| Dataset rows |
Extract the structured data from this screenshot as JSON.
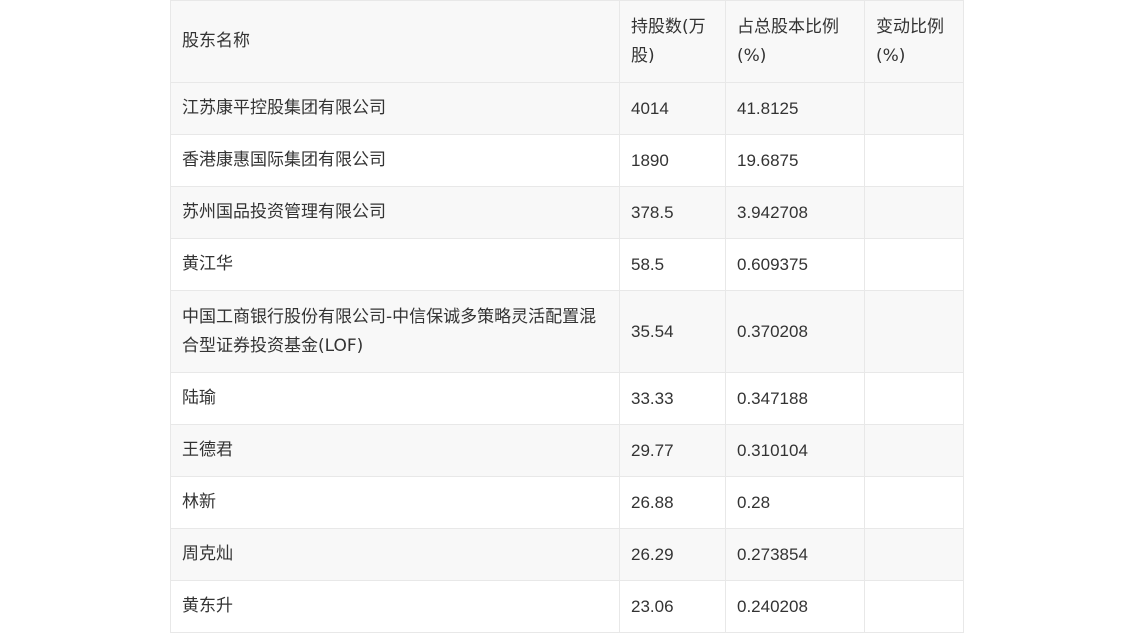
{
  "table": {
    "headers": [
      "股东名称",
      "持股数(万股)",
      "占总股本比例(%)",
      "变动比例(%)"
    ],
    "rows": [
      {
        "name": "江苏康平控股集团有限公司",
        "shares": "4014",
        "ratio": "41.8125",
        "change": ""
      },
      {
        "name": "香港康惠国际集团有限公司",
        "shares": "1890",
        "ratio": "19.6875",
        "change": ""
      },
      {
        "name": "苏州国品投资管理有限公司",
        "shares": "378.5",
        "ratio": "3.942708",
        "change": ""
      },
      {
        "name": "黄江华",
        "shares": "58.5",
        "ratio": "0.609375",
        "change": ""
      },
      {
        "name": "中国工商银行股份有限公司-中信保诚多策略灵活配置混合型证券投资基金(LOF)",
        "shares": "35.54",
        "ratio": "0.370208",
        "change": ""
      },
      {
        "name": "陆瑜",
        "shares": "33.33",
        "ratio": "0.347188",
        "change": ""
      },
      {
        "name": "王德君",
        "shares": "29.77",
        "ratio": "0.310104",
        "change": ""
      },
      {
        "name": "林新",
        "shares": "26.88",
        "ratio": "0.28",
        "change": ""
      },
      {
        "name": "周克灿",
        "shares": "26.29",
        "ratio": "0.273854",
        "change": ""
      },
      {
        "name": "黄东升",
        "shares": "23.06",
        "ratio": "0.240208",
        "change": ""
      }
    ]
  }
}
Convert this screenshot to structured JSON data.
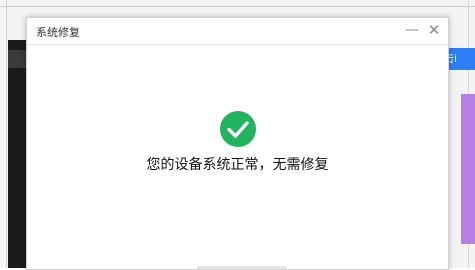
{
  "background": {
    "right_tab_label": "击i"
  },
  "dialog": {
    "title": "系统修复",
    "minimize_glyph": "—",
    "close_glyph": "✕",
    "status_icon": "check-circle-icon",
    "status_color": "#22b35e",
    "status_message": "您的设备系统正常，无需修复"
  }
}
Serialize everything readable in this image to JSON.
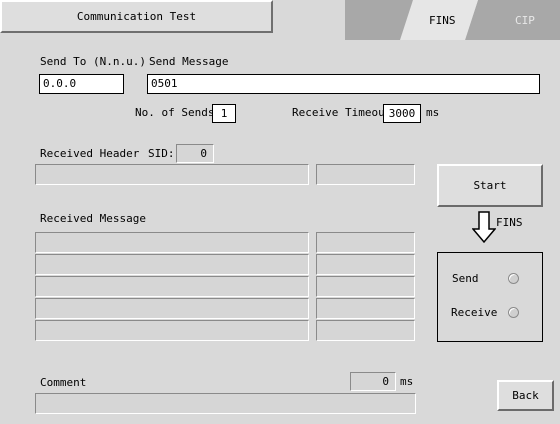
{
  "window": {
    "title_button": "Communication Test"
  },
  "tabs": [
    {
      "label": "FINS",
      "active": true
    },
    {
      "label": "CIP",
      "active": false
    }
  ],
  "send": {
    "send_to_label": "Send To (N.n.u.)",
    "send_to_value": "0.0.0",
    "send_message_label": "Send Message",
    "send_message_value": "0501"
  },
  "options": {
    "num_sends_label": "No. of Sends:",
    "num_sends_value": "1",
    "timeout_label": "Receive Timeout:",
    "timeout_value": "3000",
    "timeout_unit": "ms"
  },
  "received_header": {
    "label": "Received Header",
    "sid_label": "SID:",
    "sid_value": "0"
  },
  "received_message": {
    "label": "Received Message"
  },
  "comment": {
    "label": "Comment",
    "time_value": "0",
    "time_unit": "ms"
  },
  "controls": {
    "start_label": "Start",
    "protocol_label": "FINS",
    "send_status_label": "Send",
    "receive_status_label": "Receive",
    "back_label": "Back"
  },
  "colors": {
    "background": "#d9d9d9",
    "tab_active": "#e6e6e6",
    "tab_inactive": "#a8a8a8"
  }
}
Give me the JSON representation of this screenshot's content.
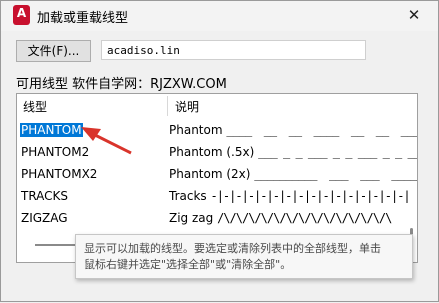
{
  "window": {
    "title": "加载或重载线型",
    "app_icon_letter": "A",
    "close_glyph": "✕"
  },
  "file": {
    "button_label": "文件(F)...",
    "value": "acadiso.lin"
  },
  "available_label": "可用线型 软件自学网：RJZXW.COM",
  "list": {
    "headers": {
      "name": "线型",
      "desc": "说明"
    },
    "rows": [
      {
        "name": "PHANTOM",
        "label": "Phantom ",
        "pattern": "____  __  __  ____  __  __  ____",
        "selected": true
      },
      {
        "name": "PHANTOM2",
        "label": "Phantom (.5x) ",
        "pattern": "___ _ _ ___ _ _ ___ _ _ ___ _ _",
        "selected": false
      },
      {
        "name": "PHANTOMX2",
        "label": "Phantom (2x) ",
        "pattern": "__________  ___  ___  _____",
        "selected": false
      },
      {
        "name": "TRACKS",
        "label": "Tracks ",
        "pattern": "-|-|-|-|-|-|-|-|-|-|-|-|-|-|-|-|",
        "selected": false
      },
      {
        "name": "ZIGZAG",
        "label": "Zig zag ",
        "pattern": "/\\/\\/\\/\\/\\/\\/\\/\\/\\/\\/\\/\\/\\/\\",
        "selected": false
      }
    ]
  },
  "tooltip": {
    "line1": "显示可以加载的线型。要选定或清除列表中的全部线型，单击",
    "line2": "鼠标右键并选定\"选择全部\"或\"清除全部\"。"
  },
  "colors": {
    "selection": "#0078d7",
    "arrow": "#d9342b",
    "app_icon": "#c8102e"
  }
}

| Directive |
Copy out each line in the listing that has the word "screenshot".

| Output |
Extract the structured data from this screenshot as JSON.
Convert this screenshot to structured JSON data.
Give me the JSON representation of this screenshot's content.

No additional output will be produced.